%%

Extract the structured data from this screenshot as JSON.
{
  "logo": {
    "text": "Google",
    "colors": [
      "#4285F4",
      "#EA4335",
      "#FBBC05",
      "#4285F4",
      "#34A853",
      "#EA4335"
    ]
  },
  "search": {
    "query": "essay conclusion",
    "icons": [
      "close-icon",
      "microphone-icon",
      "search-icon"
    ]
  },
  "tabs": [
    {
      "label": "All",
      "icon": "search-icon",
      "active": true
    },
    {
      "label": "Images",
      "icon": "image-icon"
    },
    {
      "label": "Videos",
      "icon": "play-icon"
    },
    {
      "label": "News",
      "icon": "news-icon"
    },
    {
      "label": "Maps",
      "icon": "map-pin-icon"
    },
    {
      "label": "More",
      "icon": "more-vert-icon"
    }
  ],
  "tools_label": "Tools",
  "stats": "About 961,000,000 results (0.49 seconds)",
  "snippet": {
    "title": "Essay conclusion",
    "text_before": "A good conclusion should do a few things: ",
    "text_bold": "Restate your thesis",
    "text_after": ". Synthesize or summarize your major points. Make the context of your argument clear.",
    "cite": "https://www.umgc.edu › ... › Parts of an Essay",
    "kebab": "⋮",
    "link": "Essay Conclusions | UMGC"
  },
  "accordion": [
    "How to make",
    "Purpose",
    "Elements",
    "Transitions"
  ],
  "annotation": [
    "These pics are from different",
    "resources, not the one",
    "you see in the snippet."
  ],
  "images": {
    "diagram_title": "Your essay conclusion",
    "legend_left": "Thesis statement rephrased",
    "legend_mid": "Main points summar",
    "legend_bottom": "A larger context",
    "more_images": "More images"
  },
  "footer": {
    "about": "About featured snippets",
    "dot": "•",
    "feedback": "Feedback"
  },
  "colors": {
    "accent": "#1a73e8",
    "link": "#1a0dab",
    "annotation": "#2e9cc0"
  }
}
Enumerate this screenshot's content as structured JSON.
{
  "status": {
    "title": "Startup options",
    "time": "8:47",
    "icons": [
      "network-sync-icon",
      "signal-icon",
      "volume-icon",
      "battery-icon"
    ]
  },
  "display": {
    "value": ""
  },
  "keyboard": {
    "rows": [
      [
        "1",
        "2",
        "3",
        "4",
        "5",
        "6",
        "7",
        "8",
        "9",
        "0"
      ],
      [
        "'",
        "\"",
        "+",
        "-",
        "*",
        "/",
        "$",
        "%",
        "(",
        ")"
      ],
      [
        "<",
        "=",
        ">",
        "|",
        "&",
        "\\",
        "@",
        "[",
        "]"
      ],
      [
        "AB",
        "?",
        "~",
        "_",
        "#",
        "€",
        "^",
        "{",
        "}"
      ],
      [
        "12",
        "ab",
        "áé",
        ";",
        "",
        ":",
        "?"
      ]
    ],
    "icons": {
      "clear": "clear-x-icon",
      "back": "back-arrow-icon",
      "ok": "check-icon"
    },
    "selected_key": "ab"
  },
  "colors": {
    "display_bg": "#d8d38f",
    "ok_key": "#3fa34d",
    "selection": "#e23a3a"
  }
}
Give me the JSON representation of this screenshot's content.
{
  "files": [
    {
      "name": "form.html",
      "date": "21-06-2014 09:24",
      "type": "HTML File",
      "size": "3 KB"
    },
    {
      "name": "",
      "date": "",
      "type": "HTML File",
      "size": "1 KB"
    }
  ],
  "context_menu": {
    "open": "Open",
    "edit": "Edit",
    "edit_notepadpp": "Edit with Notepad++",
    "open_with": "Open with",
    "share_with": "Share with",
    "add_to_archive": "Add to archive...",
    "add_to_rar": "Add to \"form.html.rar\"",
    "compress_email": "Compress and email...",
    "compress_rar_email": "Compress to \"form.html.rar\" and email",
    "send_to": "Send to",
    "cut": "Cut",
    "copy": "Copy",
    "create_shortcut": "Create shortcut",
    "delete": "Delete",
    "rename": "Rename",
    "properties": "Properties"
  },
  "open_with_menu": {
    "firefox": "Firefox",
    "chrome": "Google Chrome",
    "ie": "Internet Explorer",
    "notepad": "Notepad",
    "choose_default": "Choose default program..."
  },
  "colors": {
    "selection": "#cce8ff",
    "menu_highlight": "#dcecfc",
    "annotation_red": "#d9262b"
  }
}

%%

* Aim: Exactly reproduce the lines that run from the line with "Give me the" through the last line of the records, inclusive.

* Solution to the problem:
Give me the JSON representation of this screenshot's content.
{
  "files": [
    {
      "name": "form.html",
      "date": "21-06-2014 09:24",
      "type": "HTML File",
      "size": "3 KB"
    },
    {
      "name": "",
      "date": "",
      "type": "HTML File",
      "size": "1 KB"
    }
  ],
  "context_menu": {
    "open": "Open",
    "edit": "Edit",
    "edit_notepadpp": "Edit with Notepad++",
    "open_with": "Open with",
    "share_with": "Share with",
    "add_to_archive": "Add to archive...",
    "add_to_rar": "Add to \"form.html.rar\"",
    "compress_email": "Compress and email...",
    "compress_rar_email": "Compress to \"form.html.rar\" and email",
    "send_to": "Send to",
    "cut": "Cut",
    "copy": "Copy",
    "create_shortcut": "Create shortcut",
    "delete": "Delete",
    "rename": "Rename",
    "properties": "Properties"
  },
  "open_with_menu": {
    "firefox": "Firefox",
    "chrome": "Google Chrome",
    "ie": "Internet Explorer",
    "notepad": "Notepad",
    "choose_default": "Choose default program..."
  },
  "colors": {
    "selection": "#cce8ff",
    "menu_highlight": "#dcecfc",
    "annotation_red": "#d9262b"
  }
}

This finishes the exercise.